### [Description of the task]
Report every line of the records beneath this task that holds the string "Connectedness".

(Items from a figure collection)

>>>>>

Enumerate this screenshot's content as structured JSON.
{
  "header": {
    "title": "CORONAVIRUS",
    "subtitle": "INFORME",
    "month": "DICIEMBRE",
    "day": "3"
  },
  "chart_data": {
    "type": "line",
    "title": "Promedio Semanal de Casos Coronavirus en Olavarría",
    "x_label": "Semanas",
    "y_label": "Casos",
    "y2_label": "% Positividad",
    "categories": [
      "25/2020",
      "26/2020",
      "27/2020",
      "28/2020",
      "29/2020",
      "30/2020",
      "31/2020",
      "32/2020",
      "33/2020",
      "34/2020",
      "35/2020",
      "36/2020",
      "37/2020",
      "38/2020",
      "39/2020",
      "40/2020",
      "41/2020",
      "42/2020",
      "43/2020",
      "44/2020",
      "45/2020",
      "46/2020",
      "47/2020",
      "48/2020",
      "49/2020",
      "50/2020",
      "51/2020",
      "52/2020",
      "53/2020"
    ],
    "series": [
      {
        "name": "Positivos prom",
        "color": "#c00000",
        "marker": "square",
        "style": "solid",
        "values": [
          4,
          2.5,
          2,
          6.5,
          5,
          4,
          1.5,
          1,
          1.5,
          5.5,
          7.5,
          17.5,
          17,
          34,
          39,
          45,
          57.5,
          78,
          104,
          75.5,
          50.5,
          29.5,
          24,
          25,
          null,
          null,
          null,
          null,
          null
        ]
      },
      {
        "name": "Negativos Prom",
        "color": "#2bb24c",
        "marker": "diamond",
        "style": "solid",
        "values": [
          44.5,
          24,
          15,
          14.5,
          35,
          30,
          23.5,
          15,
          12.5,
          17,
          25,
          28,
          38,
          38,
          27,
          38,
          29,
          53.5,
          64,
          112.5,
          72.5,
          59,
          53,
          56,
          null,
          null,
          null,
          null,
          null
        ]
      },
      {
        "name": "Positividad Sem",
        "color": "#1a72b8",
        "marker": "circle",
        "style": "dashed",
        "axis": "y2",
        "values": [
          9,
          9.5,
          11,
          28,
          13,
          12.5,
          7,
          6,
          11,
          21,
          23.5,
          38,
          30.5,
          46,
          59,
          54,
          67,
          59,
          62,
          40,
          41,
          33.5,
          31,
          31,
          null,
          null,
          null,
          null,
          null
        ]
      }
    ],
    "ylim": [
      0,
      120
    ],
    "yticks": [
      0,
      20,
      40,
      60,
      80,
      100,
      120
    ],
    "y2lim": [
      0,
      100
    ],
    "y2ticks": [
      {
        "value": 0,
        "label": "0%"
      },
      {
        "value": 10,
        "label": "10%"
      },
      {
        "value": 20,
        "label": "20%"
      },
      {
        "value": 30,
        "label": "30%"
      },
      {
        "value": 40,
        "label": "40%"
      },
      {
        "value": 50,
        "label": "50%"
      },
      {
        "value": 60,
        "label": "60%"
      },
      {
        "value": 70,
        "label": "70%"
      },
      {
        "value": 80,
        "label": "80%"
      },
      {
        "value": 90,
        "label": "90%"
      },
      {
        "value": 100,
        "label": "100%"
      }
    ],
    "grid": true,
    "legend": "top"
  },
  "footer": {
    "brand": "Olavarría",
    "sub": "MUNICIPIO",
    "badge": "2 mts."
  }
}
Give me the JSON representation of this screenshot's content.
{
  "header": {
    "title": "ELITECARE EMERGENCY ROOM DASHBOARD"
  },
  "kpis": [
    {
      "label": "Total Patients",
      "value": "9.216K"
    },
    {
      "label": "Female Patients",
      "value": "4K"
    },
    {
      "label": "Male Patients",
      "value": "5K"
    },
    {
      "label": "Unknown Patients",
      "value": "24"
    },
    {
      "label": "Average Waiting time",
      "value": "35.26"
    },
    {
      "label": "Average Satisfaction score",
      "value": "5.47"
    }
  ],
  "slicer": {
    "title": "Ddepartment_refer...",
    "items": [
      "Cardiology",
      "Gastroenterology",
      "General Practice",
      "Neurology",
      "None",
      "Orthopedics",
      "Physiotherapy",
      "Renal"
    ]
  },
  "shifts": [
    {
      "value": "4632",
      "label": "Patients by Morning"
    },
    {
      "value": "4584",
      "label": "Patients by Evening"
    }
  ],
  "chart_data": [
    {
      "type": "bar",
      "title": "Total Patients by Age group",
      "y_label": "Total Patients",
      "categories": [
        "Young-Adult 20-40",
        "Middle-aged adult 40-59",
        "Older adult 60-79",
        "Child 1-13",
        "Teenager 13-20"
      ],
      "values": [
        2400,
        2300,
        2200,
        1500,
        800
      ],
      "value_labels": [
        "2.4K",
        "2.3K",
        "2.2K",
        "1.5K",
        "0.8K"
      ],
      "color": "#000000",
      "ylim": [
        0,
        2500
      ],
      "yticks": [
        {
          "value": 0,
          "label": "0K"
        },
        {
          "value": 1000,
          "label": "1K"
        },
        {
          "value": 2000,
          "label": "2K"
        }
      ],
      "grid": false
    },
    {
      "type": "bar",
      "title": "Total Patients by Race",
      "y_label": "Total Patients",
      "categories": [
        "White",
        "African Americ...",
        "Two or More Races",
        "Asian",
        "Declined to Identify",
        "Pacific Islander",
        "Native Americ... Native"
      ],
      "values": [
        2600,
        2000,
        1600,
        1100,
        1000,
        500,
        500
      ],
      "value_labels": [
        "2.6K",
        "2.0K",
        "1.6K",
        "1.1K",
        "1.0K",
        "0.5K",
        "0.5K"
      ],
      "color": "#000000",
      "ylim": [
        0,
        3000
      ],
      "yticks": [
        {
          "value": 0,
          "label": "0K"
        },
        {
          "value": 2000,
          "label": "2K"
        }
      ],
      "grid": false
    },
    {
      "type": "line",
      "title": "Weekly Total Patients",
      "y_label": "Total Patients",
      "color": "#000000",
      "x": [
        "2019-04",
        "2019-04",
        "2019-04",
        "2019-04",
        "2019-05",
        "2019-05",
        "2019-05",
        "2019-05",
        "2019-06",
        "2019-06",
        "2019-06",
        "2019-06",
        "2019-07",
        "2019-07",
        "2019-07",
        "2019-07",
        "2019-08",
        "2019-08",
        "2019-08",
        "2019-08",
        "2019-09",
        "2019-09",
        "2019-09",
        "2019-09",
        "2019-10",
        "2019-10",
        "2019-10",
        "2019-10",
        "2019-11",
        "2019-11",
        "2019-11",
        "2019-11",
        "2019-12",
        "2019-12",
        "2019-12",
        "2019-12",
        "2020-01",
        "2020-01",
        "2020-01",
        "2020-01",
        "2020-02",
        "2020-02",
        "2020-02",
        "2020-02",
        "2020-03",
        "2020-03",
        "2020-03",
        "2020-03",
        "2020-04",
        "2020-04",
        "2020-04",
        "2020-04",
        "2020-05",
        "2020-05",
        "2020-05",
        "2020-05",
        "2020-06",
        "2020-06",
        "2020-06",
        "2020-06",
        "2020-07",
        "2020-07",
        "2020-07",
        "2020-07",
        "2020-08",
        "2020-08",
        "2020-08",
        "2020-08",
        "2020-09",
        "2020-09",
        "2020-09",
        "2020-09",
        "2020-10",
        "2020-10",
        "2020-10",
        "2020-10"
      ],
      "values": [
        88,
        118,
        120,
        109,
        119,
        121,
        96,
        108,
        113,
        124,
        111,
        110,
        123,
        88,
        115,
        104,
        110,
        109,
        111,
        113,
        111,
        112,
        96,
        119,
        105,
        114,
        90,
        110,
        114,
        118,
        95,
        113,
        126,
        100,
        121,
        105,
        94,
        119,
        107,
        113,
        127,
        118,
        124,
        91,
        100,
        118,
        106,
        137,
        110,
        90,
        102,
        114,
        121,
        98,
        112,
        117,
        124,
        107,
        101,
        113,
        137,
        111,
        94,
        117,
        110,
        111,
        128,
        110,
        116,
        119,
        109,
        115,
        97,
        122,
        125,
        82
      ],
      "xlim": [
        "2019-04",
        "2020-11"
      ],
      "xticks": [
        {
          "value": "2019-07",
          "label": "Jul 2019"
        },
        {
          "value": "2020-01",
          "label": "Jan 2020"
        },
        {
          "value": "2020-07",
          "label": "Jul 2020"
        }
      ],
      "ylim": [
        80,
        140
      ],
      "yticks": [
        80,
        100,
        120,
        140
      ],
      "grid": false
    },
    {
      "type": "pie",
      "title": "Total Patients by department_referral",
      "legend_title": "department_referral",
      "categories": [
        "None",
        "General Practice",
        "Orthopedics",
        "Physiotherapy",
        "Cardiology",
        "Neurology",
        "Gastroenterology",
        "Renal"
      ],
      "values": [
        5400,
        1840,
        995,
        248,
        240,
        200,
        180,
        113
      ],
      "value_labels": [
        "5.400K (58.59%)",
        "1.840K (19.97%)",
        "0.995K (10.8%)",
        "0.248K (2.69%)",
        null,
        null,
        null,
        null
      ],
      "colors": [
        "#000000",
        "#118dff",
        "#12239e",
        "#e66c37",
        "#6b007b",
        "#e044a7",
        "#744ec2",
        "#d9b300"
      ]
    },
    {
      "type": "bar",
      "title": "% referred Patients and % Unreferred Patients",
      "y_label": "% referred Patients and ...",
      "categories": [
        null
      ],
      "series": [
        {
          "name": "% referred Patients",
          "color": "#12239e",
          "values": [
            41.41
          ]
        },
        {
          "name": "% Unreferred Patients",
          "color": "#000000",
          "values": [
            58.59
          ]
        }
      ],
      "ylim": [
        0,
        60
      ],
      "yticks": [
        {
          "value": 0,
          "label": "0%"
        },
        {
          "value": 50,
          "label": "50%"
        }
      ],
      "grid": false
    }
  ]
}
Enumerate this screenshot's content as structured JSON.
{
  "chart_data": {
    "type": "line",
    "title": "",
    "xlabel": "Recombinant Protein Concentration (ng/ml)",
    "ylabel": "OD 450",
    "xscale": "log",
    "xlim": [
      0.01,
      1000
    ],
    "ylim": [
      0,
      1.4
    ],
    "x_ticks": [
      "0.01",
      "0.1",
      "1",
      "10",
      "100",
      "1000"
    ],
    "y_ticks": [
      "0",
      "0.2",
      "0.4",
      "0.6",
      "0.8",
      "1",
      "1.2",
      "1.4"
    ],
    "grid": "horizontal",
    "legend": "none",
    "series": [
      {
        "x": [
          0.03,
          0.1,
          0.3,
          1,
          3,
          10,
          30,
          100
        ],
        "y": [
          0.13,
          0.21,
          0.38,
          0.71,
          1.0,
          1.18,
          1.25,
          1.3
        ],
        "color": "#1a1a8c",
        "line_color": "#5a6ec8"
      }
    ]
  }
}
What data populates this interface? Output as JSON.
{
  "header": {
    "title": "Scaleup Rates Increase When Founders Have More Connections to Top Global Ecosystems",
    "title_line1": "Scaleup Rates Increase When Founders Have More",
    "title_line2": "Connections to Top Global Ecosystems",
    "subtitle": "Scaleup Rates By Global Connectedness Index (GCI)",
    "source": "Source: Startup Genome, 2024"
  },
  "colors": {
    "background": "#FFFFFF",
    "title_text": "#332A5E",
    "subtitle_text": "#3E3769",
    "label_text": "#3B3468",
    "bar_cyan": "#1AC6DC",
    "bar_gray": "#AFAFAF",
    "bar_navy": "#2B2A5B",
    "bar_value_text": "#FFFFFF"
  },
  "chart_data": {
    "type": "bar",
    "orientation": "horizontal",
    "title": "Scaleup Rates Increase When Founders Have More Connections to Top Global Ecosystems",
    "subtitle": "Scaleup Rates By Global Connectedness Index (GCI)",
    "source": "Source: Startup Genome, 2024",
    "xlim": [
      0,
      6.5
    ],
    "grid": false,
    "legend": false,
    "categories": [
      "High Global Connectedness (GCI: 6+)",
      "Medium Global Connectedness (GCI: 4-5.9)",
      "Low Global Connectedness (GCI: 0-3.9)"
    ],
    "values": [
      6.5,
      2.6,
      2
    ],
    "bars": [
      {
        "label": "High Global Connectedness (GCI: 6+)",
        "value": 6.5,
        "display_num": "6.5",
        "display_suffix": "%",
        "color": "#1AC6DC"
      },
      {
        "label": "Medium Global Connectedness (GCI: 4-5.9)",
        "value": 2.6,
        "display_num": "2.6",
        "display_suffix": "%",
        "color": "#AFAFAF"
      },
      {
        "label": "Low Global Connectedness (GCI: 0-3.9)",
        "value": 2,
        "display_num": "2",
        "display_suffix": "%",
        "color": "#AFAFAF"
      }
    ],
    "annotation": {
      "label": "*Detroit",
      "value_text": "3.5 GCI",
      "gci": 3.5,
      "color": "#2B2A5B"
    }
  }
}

<<<<<

### [Task solution]
    "subtitle": "Scaleup Rates By Global Connectedness Index (GCI)",
    "subtitle": "Scaleup Rates By Global Connectedness Index (GCI)",
      "High Global Connectedness (GCI: 6+)",
      "Medium Global Connectedness (GCI: 4-5.9)",
      "Low Global Connectedness (GCI: 0-3.9)"
        "label": "High Global Connectedness (GCI: 6+)",
        "label": "Medium Global Connectedness (GCI: 4-5.9)",
        "label": "Low Global Connectedness (GCI: 0-3.9)",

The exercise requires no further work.